Items from a data source:
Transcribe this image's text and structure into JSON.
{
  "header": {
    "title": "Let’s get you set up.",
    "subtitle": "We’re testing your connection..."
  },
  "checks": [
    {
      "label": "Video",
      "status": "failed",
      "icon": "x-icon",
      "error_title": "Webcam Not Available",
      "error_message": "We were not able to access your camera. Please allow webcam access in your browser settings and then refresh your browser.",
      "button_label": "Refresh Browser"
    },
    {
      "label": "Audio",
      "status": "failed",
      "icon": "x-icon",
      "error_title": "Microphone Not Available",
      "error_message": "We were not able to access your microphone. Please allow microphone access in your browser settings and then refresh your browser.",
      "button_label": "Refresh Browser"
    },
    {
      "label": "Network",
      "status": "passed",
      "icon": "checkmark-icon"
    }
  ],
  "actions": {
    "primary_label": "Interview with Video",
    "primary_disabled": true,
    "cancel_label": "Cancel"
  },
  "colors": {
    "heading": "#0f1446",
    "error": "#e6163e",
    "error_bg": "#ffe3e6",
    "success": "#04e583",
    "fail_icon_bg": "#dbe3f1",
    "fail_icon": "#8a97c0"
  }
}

Exercise: Exactly as they are written, print the entries again.

Solved problem:
Transcribe this image's text and structure into JSON.
{
  "header": {
    "title": "Let’s get you set up.",
    "subtitle": "We’re testing your connection..."
  },
  "checks": [
    {
      "label": "Video",
      "status": "failed",
      "icon": "x-icon",
      "error_title": "Webcam Not Available",
      "error_message": "We were not able to access your camera. Please allow webcam access in your browser settings and then refresh your browser.",
      "button_label": "Refresh Browser"
    },
    {
      "label": "Audio",
      "status": "failed",
      "icon": "x-icon",
      "error_title": "Microphone Not Available",
      "error_message": "We were not able to access your microphone. Please allow microphone access in your browser settings and then refresh your browser.",
      "button_label": "Refresh Browser"
    },
    {
      "label": "Network",
      "status": "passed",
      "icon": "checkmark-icon"
    }
  ],
  "actions": {
    "primary_label": "Interview with Video",
    "primary_disabled": true,
    "cancel_label": "Cancel"
  },
  "colors": {
    "heading": "#0f1446",
    "error": "#e6163e",
    "error_bg": "#ffe3e6",
    "success": "#04e583",
    "fail_icon_bg": "#dbe3f1",
    "fail_icon": "#8a97c0"
  }
}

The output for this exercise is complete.